• [Selected extract]:
________________________
Yes, it is my responsibility as Master to teach and train her as well as for me to learn, I often send my slave web sites and other information about D/s and M/s relationships as well as talk with her about my expectations. She obtained my permission to ask the question that she posted, so I allowed it and did not change it. I realize now that we have an issue that we will work on together. Just to let all of you know, there are actually several stipulations and we both know what they are, but I want her to “feel” that there are none. As far as the no choice thing goes, it is conceptual, it may be unrealistic but as a slave, I want her to feel that she has no choice.


I completely understand this, it's part and parcel of the slave dynamic. I HATE explaining and assuring potential slaves and subs that I'm not actually going to hurt them. It takes the fun out of it for EVERYONE, especially me as an emotional sadist. BUT, it is important for the slave I am with to understand that there IS a way to voice her feelings and that the stuff she feels is ok, is necessary to voice, and has to be worked through together and that I'm prepared to work through it with her. It does not sound like your slave has gotten this message, which is what has gone wrong here.

quote:


The relationship we have is, in my opinion, D/s as well as M/s but there is underlying ideals that make the relationship M/s more so then D/s. She always has the right to say time out, I have a question, or I need a break, I have even allow her to let me know, when she feels that she is really not into it, and I will not attempt to control her at that time.


This is how you feel, but it's not the way she feels. There's no point of a safeword if you can't remember it. If she doesn't feel in her core she's entitled to feel the way she does, that's when you have the problem. As a slave, what she needs to understand in her core that she's entitled to it "under xyz conditions".

My suggestions, if you choose to take it, is to start a sort of "talking stick" ritual. Let her keep a blog to vent. The only rule of it being she has to be brutally honest. And the rules on you with the blog is you read it but cannot judge her. She has to understand that she can write whatever she wants, even revenge fantasies on you, and that you will not be upset at her over it. That you will not judge her based on it. That to all intents and purposes you would pretend you don't know about it. But nothing said on the blog would be taken as stuff that she genuinely wants unless she voices it. Which is where a "talking stick" exists. When she is holding it, she is no longer the slave and free to discuss anything, any doubt, any uncomfortability, and that it will be discussed rationally, reasonably, respectfully, and not just a session of you convincing her what she's feeling is a mistake.

quote:


24/7/365 is unrealistic but more of a suggestive thought that the subliminal mind will control. We have a 13 year old child that we do not want to know how “crazy” his father is so when he is around we are very vanilla, when he is not around we turn the M/s switch on.
________________________
• [Problem 1]: What single rule does the forum post set for her on the blog?
• [Problem 2]: Continue the forum post from the point where it stops.
The rows that come next have nothing to do with the forum post.

(Document structure recognition rows)
________________________
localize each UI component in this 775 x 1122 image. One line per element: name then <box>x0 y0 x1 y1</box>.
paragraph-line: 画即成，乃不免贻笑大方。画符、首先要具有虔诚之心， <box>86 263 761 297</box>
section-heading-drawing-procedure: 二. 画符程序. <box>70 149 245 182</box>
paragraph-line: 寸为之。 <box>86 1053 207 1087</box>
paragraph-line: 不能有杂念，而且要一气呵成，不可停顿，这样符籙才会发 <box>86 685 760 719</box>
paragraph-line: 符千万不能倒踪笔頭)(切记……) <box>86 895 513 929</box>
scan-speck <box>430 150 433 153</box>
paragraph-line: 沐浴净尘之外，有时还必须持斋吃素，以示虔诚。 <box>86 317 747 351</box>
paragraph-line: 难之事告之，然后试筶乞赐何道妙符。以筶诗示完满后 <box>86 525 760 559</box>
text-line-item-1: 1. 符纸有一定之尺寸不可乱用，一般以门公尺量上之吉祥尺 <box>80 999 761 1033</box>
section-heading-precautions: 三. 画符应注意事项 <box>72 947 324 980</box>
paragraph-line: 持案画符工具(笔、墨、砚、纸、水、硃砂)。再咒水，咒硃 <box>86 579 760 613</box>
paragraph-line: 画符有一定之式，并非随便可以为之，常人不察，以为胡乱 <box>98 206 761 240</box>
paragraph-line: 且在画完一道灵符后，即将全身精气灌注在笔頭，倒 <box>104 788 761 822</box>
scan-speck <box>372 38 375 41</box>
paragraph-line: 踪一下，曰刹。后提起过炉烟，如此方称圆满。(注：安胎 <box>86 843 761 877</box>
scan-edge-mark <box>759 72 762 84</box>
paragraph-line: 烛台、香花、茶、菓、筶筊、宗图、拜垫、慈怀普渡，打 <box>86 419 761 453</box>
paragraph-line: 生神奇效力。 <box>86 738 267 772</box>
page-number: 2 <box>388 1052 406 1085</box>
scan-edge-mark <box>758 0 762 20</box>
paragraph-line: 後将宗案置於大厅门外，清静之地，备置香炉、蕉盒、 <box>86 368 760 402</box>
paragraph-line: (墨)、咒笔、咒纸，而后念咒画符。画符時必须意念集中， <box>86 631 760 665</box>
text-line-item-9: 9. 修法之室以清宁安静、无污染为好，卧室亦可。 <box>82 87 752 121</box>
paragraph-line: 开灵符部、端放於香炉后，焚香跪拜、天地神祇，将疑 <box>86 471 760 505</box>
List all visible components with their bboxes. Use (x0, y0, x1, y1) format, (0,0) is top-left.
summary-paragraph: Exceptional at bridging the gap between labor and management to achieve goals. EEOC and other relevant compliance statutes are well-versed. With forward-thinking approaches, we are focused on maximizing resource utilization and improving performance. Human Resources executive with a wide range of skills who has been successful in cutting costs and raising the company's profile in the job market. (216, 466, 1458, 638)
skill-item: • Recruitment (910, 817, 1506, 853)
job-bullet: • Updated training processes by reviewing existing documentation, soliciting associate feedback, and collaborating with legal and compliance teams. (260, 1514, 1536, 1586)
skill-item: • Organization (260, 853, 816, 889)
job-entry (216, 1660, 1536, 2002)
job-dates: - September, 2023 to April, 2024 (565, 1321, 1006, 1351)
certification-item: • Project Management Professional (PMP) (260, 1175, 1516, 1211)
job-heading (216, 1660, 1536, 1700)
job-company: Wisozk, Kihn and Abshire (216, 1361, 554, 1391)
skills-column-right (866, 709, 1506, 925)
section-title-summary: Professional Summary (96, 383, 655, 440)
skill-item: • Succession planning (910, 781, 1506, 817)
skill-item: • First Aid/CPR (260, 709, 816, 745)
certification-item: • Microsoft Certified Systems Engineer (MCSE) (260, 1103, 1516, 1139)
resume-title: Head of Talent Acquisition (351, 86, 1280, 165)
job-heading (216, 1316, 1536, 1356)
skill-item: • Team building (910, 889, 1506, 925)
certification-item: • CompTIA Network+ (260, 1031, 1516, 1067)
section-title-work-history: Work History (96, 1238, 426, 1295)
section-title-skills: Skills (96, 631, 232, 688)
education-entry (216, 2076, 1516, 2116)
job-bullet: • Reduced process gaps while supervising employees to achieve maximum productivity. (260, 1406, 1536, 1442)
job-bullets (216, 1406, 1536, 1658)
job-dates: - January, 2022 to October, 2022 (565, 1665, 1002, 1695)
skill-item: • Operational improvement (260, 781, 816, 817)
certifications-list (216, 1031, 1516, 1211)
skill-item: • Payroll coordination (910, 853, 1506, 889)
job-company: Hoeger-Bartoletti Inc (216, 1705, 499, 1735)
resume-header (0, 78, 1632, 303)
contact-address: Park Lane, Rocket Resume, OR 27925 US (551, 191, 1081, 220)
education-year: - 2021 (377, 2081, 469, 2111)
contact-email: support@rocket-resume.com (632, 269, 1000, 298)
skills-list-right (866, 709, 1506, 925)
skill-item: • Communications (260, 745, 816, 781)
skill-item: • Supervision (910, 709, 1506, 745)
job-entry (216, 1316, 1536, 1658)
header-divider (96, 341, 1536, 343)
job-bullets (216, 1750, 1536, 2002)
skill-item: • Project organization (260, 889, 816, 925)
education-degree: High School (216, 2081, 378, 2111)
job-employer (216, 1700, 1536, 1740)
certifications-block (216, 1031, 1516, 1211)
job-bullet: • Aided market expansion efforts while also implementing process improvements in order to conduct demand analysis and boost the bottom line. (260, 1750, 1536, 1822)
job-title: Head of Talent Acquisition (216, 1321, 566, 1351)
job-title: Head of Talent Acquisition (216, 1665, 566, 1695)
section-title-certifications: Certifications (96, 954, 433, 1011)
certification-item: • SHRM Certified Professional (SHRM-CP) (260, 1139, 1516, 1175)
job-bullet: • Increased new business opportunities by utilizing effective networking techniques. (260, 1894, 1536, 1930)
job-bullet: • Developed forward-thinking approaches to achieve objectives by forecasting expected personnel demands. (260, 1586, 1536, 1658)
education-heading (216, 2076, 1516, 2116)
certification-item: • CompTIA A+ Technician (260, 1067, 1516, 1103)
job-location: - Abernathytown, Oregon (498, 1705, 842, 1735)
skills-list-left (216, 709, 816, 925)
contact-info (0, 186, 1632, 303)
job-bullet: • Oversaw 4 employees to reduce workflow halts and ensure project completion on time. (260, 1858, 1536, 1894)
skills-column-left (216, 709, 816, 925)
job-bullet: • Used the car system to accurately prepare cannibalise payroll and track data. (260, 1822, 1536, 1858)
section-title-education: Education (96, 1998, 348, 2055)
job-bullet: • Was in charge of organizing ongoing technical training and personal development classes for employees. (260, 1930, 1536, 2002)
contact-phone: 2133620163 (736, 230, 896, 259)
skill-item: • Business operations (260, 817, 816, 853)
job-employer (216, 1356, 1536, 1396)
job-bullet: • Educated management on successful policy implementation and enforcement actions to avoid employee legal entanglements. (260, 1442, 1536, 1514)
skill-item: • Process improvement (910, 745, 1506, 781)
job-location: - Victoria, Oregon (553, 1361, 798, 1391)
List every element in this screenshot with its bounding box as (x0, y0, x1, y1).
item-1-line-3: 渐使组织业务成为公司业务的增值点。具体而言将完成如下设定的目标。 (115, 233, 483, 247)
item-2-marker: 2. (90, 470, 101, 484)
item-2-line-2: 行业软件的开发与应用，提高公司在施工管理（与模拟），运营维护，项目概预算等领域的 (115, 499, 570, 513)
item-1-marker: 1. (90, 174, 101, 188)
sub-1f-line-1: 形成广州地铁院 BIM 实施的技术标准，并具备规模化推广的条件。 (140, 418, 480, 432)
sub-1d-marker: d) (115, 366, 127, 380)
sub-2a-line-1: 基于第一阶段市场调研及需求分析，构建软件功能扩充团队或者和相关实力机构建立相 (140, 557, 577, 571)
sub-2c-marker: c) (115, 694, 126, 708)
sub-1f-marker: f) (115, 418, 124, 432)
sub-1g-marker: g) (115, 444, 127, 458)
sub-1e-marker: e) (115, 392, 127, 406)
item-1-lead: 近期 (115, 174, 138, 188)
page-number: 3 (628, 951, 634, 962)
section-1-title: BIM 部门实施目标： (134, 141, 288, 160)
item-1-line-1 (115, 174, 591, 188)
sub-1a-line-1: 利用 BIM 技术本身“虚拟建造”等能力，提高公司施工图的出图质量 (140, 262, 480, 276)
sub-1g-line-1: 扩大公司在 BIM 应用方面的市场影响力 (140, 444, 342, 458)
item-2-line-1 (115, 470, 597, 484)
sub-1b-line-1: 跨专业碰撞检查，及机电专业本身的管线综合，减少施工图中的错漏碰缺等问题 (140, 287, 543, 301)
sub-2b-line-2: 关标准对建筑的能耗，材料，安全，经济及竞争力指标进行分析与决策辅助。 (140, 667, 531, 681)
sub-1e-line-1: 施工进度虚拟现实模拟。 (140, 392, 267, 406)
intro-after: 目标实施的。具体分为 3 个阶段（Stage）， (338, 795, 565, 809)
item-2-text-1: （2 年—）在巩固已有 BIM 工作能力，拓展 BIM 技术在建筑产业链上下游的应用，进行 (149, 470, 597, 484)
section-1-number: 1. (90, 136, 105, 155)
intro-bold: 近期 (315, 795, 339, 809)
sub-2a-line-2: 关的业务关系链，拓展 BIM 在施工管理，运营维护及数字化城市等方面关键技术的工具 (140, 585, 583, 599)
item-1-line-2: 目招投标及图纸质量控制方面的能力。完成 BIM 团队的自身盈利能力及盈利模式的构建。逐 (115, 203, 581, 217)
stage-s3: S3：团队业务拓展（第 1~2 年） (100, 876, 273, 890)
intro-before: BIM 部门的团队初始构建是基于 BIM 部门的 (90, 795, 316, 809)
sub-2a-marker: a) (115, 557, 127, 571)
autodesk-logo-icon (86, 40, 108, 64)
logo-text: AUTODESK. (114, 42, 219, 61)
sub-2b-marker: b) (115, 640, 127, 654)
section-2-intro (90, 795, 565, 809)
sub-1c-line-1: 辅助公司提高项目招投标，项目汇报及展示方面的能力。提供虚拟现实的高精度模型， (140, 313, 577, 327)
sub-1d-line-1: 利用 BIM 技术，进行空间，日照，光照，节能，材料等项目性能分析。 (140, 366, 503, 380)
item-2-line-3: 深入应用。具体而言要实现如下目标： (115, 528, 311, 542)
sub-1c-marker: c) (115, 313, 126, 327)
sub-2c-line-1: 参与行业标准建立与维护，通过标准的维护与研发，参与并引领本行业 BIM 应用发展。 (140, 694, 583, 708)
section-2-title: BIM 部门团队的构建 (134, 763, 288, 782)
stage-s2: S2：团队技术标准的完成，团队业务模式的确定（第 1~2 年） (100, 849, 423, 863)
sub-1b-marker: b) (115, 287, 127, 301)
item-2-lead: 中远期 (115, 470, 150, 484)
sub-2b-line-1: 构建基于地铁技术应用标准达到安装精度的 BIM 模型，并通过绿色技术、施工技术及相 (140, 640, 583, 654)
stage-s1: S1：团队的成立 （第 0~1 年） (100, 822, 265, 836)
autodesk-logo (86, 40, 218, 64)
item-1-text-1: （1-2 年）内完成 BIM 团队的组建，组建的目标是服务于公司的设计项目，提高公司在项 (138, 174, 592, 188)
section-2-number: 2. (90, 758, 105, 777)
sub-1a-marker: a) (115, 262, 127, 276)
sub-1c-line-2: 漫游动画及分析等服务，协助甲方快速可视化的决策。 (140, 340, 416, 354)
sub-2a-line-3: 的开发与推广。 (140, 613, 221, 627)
________________________
• [Response area 1]: She has to be brutally honest.

• [Response area 2]:
I presume this is directed at my statement that 24/7 is a fantasy. About 24/7, that is very much more a mental control thing than getting fucked 24/7. It is going about 24/7 and feeling the Master's presence in the back of your head, controlling everything you're doing whether it's pumping gas or making dinner. But this is MUCH more intense than being tied up to a cross for 6 hours and flogged every two, especially for a woman, who relate more on a mental and emotional level than physical! Even when the "switch is off", SHE may not feel it being off, she could just feel it's a "disguise on" time. A clear visual signal of "the switch is off" helps.

What I feel is truly unrealistic about the relationship you have with your slave is that she thinks it is non-consensual slavery and it does not seem like she has any experience in it-- and this is the problem. she feels like you've thrown her in the deep end. It doesn't matter if you didn't, if it was her fault or yours. It is your responsibility to pick her up and go "look, just put your feet down, it's ok," show her the water is only waist-high, and by no means make her feel stupid for mistaking the depth of the water.

quote:


My slave and I are married; we have been married over 14 years and have been experimenting with the lifestyle for the past 6 years. We have during this time been discussing, listing, counseling, attempting, fighting, arguing, planning, and researching. Yes I am a self diagnosed non criminal sadist; I am a professionally diagnosed Sexual Addict. For me as a child I experienced all of the childhood descriptions of a sadist, however, as I aged, I was able to control the urges and only fantasized about BDSM. Seven months after our wedding our planned child was born and no he was not premature he actually was 2 weeks late and since he was planned he was not the reason we got married. We got married for all the right reasons, but things changed as they normally do when a child is born, but never returned to a reasonable level of mutual desire and sexuality for my wife. She spoke with the doctor about her loss in sex drive and desire and even asked if it may be post pardon depression, according to her doctor she did not show the symptoms of this form of depression.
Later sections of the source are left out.